* What you are asked to do
Copy the rows below verbatim, from the first row through the one containing "import-column: Import Dashboard".

(Saved entries)
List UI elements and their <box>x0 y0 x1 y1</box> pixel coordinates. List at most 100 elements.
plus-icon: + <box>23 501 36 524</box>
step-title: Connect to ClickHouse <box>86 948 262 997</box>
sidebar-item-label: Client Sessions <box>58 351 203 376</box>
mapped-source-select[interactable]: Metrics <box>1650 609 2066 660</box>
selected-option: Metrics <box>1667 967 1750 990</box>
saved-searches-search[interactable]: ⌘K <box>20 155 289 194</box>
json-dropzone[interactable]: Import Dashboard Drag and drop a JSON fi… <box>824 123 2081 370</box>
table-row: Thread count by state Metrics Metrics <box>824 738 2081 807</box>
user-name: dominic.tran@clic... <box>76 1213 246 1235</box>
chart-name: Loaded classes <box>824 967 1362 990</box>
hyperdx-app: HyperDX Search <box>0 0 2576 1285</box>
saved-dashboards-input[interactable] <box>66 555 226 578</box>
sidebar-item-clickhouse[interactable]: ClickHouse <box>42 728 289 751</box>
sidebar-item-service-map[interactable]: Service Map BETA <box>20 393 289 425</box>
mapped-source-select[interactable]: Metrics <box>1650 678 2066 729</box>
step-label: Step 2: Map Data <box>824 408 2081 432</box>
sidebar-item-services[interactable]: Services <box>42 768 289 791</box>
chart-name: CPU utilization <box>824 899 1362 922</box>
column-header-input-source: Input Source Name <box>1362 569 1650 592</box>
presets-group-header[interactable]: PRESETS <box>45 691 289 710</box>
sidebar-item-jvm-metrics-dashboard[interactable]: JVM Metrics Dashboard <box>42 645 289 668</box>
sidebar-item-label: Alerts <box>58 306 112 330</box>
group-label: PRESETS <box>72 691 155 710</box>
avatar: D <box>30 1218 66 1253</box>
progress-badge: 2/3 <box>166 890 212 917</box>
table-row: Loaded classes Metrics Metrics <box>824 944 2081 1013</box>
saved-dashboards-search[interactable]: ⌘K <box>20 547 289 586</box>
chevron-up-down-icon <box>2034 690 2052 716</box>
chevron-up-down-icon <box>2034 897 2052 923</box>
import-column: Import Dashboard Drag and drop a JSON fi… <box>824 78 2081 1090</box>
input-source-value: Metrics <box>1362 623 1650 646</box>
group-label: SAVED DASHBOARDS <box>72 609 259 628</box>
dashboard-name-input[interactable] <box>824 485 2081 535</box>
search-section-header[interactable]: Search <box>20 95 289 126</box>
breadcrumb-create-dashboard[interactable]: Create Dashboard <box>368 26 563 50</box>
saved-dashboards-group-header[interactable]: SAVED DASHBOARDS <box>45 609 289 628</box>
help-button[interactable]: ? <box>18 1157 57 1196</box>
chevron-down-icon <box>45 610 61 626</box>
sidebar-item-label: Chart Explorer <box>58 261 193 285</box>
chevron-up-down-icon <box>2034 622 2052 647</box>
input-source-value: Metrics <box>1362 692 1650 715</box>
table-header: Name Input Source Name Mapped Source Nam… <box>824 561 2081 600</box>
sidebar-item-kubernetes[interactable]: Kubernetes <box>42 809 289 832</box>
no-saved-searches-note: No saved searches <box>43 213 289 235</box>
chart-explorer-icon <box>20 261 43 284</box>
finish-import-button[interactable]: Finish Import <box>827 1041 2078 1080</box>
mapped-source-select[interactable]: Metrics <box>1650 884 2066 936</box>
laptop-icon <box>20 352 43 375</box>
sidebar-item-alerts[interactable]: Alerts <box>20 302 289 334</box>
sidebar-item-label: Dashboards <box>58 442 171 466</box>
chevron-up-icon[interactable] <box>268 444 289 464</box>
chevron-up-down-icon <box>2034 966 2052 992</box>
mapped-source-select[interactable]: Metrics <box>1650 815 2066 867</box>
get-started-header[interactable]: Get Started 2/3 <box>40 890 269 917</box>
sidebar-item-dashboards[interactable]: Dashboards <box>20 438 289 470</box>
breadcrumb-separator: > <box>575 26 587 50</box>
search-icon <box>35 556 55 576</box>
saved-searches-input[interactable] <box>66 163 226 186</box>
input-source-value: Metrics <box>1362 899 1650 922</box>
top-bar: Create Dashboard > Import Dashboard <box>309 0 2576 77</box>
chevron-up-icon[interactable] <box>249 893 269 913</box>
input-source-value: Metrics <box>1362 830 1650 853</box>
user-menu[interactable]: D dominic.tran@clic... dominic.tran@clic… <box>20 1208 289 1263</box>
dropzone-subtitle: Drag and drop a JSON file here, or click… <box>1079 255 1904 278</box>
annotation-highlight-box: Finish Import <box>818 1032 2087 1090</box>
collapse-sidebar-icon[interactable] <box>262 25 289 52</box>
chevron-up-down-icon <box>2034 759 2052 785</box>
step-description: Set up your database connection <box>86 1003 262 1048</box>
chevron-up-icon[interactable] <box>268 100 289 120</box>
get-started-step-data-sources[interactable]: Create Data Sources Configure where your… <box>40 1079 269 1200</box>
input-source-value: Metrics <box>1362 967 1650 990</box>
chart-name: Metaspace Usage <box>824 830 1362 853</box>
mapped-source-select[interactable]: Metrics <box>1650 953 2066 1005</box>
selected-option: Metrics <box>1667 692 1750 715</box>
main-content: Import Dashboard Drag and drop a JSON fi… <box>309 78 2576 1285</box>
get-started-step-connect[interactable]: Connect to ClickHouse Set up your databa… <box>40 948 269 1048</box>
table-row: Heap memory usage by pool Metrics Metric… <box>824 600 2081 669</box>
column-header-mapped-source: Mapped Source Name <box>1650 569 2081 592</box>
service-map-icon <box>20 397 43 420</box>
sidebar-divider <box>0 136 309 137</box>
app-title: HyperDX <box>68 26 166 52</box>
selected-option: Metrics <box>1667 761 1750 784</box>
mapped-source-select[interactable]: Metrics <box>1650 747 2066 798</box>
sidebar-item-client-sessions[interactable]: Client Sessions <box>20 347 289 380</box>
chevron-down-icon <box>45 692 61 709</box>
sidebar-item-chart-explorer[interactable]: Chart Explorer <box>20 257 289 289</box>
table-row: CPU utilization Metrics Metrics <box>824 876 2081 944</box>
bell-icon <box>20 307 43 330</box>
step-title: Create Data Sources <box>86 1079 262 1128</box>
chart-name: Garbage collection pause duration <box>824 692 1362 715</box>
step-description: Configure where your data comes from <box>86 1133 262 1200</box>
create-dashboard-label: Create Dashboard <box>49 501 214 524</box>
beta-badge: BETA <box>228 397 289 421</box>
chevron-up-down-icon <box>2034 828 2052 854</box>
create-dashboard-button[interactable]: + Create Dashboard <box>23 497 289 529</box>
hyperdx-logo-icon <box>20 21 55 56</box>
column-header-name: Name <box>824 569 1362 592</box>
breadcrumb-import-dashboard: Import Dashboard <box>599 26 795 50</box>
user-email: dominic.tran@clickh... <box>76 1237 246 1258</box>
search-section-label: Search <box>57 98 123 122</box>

* The output
List UI elements and their <box>x0 y0 x1 y1</box> pixel coordinates. List at most 100 elements.
plus-icon: + <box>23 501 36 524</box>
step-title: Connect to ClickHouse <box>86 948 262 997</box>
sidebar-item-label: Client Sessions <box>58 351 203 376</box>
mapped-source-select[interactable]: Metrics <box>1650 609 2066 660</box>
selected-option: Metrics <box>1667 967 1750 990</box>
saved-searches-search[interactable]: ⌘K <box>20 155 289 194</box>
json-dropzone[interactable]: Import Dashboard Drag and drop a JSON fi… <box>824 123 2081 370</box>
table-row: Thread count by state Metrics Metrics <box>824 738 2081 807</box>
user-name: dominic.tran@clic... <box>76 1213 246 1235</box>
chart-name: Loaded classes <box>824 967 1362 990</box>
hyperdx-app: HyperDX Search <box>0 0 2576 1285</box>
saved-dashboards-input[interactable] <box>66 555 226 578</box>
sidebar-item-clickhouse[interactable]: ClickHouse <box>42 728 289 751</box>
sidebar-item-service-map[interactable]: Service Map BETA <box>20 393 289 425</box>
mapped-source-select[interactable]: Metrics <box>1650 678 2066 729</box>
step-label: Step 2: Map Data <box>824 408 2081 432</box>
sidebar-item-services[interactable]: Services <box>42 768 289 791</box>
chart-name: CPU utilization <box>824 899 1362 922</box>
column-header-input-source: Input Source Name <box>1362 569 1650 592</box>
presets-group-header[interactable]: PRESETS <box>45 691 289 710</box>
sidebar-item-jvm-metrics-dashboard[interactable]: JVM Metrics Dashboard <box>42 645 289 668</box>
sidebar-item-label: Alerts <box>58 306 112 330</box>
group-label: PRESETS <box>72 691 155 710</box>
avatar: D <box>30 1218 66 1253</box>
progress-badge: 2/3 <box>166 890 212 917</box>
table-row: Loaded classes Metrics Metrics <box>824 944 2081 1013</box>
saved-dashboards-search[interactable]: ⌘K <box>20 547 289 586</box>
chevron-up-down-icon <box>2034 690 2052 716</box>
chevron-up-down-icon <box>2034 897 2052 923</box>
import-column: Import Dashboard Drag and drop a JSON fi… <box>824 78 2081 1090</box>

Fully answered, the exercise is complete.